▶ **DIRECTIONS**: Your task is to filter the data below down to the lines holding "pantomograficzne".
=== MATERIAL FOR THIS EXERCISE ===
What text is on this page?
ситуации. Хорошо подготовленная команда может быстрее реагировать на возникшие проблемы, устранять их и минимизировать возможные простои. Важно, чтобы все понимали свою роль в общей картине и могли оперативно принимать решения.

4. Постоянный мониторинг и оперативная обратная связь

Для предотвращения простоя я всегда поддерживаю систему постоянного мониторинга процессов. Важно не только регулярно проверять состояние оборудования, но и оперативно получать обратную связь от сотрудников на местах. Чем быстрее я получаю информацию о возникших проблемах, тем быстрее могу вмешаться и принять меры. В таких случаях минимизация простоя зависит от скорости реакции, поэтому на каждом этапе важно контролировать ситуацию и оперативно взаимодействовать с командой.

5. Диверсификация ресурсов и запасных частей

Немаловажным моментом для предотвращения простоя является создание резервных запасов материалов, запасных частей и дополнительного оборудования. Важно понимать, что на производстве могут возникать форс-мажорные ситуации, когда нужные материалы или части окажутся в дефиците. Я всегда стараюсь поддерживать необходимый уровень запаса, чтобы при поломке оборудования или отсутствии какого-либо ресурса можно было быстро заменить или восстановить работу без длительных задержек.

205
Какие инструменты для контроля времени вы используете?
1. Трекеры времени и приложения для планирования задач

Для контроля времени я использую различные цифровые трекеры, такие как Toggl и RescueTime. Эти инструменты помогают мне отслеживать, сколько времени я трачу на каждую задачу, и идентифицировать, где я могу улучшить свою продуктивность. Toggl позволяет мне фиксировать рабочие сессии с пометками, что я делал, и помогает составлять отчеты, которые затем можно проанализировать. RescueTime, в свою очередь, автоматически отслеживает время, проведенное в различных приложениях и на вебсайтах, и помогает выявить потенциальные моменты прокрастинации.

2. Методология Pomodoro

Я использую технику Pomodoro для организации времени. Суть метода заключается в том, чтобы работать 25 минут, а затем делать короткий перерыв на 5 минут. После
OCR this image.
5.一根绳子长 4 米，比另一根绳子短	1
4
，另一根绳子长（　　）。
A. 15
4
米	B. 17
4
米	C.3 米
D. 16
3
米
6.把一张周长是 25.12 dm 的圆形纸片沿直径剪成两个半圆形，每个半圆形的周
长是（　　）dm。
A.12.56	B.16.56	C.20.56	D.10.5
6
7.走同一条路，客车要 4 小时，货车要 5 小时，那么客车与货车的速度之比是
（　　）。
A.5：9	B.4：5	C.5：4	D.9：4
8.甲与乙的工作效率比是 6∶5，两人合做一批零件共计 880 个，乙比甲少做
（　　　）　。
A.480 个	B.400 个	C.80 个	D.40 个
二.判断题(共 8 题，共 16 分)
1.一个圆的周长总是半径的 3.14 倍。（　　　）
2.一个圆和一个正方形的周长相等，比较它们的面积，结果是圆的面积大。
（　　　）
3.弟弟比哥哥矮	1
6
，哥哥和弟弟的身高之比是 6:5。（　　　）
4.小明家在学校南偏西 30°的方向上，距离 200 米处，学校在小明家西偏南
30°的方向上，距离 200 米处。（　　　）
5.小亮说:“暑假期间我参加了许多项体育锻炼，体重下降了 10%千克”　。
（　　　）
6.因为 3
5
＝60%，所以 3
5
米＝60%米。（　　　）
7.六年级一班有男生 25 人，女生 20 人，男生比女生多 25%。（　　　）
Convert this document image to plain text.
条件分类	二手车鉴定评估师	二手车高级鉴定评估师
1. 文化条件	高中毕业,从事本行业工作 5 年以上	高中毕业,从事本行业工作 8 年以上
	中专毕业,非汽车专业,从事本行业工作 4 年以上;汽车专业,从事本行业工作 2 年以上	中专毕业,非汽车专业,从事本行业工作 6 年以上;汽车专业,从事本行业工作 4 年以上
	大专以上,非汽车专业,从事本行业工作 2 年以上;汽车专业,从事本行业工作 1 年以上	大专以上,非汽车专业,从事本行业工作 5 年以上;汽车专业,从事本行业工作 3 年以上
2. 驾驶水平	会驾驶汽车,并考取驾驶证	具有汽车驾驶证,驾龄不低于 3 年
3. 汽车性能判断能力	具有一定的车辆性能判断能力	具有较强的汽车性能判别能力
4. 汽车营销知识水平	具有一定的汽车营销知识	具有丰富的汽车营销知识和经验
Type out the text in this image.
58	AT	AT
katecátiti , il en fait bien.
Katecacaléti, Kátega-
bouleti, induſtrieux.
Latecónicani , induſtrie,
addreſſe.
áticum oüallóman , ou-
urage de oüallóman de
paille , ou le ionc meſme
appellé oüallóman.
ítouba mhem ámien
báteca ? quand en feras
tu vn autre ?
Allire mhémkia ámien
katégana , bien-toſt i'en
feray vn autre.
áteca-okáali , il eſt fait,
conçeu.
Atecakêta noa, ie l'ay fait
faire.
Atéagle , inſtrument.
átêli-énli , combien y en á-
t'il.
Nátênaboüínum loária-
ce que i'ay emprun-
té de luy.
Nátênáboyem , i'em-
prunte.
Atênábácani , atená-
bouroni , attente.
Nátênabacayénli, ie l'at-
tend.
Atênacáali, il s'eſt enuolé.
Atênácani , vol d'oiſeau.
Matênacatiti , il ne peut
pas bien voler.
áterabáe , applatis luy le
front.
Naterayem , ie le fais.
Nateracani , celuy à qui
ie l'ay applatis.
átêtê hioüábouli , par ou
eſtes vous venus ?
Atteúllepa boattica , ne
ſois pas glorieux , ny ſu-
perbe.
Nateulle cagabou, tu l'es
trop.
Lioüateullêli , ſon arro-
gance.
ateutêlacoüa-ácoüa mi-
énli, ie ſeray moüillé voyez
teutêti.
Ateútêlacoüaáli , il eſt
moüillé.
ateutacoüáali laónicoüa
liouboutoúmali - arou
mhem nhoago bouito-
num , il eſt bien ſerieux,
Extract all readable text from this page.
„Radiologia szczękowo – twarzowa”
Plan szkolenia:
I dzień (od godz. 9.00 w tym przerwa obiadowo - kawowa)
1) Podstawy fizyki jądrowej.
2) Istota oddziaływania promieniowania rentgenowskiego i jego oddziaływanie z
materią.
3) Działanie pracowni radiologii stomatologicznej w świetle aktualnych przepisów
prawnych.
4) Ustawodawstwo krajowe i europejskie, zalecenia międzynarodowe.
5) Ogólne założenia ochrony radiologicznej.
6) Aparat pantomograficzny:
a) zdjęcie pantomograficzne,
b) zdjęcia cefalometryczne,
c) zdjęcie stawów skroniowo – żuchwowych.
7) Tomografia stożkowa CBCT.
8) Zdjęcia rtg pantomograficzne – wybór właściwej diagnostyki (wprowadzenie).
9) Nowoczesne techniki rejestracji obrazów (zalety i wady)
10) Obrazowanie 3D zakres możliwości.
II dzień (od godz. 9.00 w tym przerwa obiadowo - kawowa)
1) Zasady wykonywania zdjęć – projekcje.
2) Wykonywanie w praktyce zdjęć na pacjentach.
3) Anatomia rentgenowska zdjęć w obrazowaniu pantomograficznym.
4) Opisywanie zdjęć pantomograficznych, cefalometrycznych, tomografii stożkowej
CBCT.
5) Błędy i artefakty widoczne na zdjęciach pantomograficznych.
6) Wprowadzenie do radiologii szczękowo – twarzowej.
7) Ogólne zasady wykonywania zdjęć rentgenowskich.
===
▶ **RESPONSE**:
a) zdjęcie pantomograficzne,
8) Zdjęcia rtg pantomograficzne – wybór właściwej diagnostyki (wprowadzenie).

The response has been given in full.